▶ **Extracted records**

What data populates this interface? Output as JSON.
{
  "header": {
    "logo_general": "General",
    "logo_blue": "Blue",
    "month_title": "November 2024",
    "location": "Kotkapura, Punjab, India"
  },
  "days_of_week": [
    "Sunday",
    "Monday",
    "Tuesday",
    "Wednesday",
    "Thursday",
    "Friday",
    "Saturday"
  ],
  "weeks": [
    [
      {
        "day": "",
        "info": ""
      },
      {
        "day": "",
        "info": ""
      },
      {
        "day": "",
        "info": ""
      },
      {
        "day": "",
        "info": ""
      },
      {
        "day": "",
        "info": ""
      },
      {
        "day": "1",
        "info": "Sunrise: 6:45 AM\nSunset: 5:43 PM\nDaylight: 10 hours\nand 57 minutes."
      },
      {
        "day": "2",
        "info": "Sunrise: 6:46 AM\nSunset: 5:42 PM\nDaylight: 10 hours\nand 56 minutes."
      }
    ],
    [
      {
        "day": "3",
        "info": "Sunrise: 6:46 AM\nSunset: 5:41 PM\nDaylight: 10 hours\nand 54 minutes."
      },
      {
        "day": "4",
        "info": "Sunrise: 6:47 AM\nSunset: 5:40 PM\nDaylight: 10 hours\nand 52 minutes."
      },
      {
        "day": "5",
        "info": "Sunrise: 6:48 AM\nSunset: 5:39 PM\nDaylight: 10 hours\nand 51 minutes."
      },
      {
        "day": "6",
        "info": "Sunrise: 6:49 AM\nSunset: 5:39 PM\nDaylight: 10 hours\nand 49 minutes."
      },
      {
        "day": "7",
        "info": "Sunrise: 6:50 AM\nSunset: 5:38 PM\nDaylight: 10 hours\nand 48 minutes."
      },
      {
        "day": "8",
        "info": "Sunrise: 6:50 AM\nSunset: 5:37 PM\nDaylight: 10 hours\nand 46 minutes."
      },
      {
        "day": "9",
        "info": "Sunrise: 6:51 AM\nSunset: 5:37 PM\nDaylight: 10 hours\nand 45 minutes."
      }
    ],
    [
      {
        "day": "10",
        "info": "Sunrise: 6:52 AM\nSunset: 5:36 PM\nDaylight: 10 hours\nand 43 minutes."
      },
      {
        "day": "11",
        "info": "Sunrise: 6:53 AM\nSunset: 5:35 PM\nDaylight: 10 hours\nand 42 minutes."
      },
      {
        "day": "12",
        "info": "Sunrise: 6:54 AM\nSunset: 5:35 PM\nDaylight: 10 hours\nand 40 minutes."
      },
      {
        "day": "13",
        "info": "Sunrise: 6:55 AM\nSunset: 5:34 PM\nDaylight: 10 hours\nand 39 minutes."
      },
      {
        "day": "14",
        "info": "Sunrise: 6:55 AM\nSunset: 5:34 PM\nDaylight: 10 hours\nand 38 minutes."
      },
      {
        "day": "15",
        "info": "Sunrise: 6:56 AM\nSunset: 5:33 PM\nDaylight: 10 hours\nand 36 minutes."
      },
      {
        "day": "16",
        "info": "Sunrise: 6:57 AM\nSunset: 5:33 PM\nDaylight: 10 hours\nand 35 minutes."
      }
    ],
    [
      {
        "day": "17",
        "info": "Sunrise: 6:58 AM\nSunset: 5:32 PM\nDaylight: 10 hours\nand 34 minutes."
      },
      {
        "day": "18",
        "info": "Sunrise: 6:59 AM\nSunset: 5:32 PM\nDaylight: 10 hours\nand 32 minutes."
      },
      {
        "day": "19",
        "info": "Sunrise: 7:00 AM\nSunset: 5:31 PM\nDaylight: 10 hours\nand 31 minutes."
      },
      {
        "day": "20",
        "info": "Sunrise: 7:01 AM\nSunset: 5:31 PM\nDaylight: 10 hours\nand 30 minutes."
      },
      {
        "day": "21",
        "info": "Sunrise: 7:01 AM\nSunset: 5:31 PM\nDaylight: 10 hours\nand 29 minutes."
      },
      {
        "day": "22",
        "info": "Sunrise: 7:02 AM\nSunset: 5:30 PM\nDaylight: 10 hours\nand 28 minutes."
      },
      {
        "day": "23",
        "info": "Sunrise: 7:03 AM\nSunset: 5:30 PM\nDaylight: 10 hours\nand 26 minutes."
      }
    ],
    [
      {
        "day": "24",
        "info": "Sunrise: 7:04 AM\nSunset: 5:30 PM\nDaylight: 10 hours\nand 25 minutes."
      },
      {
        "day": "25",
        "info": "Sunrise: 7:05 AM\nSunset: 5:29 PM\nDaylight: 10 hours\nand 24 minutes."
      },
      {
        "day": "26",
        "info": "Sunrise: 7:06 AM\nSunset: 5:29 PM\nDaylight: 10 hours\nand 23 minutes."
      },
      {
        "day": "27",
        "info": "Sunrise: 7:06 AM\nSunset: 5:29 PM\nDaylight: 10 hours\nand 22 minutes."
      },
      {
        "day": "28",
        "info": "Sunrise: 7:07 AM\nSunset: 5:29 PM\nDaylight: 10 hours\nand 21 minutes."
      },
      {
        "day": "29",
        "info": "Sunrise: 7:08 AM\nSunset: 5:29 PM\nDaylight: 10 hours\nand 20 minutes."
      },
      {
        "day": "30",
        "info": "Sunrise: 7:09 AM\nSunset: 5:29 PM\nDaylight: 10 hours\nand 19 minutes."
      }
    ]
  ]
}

▶ **THE PROBLEM**
Go through the listing and print each line exactly as it appears.

▶ **FULL RESPONSE**
What data populates this interface? Output as JSON.
{
  "header": {
    "logo_general": "General",
    "logo_blue": "Blue",
    "month_title": "November 2024",
    "location": "Kotkapura, Punjab, India"
  },
  "days_of_week": [
    "Sunday",
    "Monday",
    "Tuesday",
    "Wednesday",
    "Thursday",
    "Friday",
    "Saturday"
  ],
  "weeks": [
    [
      {
        "day": "",
        "info": ""
      },
      {
        "day": "",
        "info": ""
      },
      {
        "day": "",
        "info": ""
      },
      {
        "day": "",
        "info": ""
      },
      {
        "day": "",
        "info": ""
      },
      {
        "day": "1",
        "info": "Sunrise: 6:45 AM\nSunset: 5:43 PM\nDaylight: 10 hours\nand 57 minutes."
      },
      {
        "day": "2",
        "info": "Sunrise: 6:46 AM\nSunset: 5:42 PM\nDaylight: 10 hours\nand 56 minutes."
      }
    ],
    [
      {
        "day": "3",
        "info": "Sunrise: 6:46 AM\nSunset: 5:41 PM\nDaylight: 10 hours\nand 54 minutes."
      },
      {
        "day": "4",
        "info": "Sunrise: 6:47 AM\nSunset: 5:40 PM\nDaylight: 10 hours\nand 52 minutes."
      },
      {
        "day": "5",
        "info": "Sunrise: 6:48 AM\nSunset: 5:39 PM\nDaylight: 10 hours\nand 51 minutes."
      },
      {
        "day": "6",
        "info": "Sunrise: 6:49 AM\nSunset: 5:39 PM\nDaylight: 10 hours\nand 49 minutes."
      },
      {
        "day": "7",
        "info": "Sunrise: 6:50 AM\nSunset: 5:38 PM\nDaylight: 10 hours\nand 48 minutes."
      },
      {
        "day": "8",
        "info": "Sunrise: 6:50 AM\nSunset: 5:37 PM\nDaylight: 10 hours\nand 46 minutes."
      },
      {
        "day": "9",
        "info": "Sunrise: 6:51 AM\nSunset: 5:37 PM\nDaylight: 10 hours\nand 45 minutes."
      }
    ],
    [
      {
        "day": "10",
        "info": "Sunrise: 6:52 AM\nSunset: 5:36 PM\nDaylight: 10 hours\nand 43 minutes."
      },
      {
        "day": "11",
        "info": "Sunrise: 6:53 AM\nSunset: 5:35 PM\nDaylight: 10 hours\nand 42 minutes."
      },
      {
        "day": "12",
        "info": "Sunrise: 6:54 AM\nSunset: 5:35 PM\nDaylight: 10 hours\nand 40 minutes."
      },
      {
        "day": "13",
        "info": "Sunrise: 6:55 AM\nSunset: 5:34 PM\nDaylight: 10 hours\nand 39 minutes."
      },
      {
        "day": "14",
        "info": "Sunrise: 6:55 AM\nSunset: 5:34 PM\nDaylight: 10 hours\nand 38 minutes."
      },
      {
        "day": "15",
        "info": "Sunrise: 6:56 AM\nSunset: 5:33 PM\nDaylight: 10 hours\nand 36 minutes."
      },
      {
        "day": "16",
        "info": "Sunrise: 6:57 AM\nSunset: 5:33 PM\nDaylight: 10 hours\nand 35 minutes."
      }
    ],
    [
      {
        "day": "17",
        "info": "Sunrise: 6:58 AM\nSunset: 5:32 PM\nDaylight: 10 hours\nand 34 minutes."
      },
      {
        "day": "18",
        "info": "Sunrise: 6:59 AM\nSunset: 5:32 PM\nDaylight: 10 hours\nand 32 minutes."
      },
      {
        "day": "19",
        "info": "Sunrise: 7:00 AM\nSunset: 5:31 PM\nDaylight: 10 hours\nand 31 minutes."
      },
      {
        "day": "20",
        "info": "Sunrise: 7:01 AM\nSunset: 5:31 PM\nDaylight: 10 hours\nand 30 minutes."
      },
      {
        "day": "21",
        "info": "Sunrise: 7:01 AM\nSunset: 5:31 PM\nDaylight: 10 hours\nand 29 minutes."
      },
      {
        "day": "22",
        "info": "Sunrise: 7:02 AM\nSunset: 5:30 PM\nDaylight: 10 hours\nand 28 minutes."
      },
      {
        "day": "23",
        "info": "Sunrise: 7:03 AM\nSunset: 5:30 PM\nDaylight: 10 hours\nand 26 minutes."
      }
    ],
    [
      {
        "day": "24",
        "info": "Sunrise: 7:04 AM\nSunset: 5:30 PM\nDaylight: 10 hours\nand 25 minutes."
      },
      {
        "day": "25",
        "info": "Sunrise: 7:05 AM\nSunset: 5:29 PM\nDaylight: 10 hours\nand 24 minutes."
      },
      {
        "day": "26",
        "info": "Sunrise: 7:06 AM\nSunset: 5:29 PM\nDaylight: 10 hours\nand 23 minutes."
      },
      {
        "day": "27",
        "info": "Sunrise: 7:06 AM\nSunset: 5:29 PM\nDaylight: 10 hours\nand 22 minutes."
      },
      {
        "day": "28",
        "info": "Sunrise: 7:07 AM\nSunset: 5:29 PM\nDaylight: 10 hours\nand 21 minutes."
      },
      {
        "day": "29",
        "info": "Sunrise: 7:08 AM\nSunset: 5:29 PM\nDaylight: 10 hours\nand 20 minutes."
      },
      {
        "day": "30",
        "info": "Sunrise: 7:09 AM\nSunset: 5:29 PM\nDaylight: 10 hours\nand 19 minutes."
      }
    ]
  ]
}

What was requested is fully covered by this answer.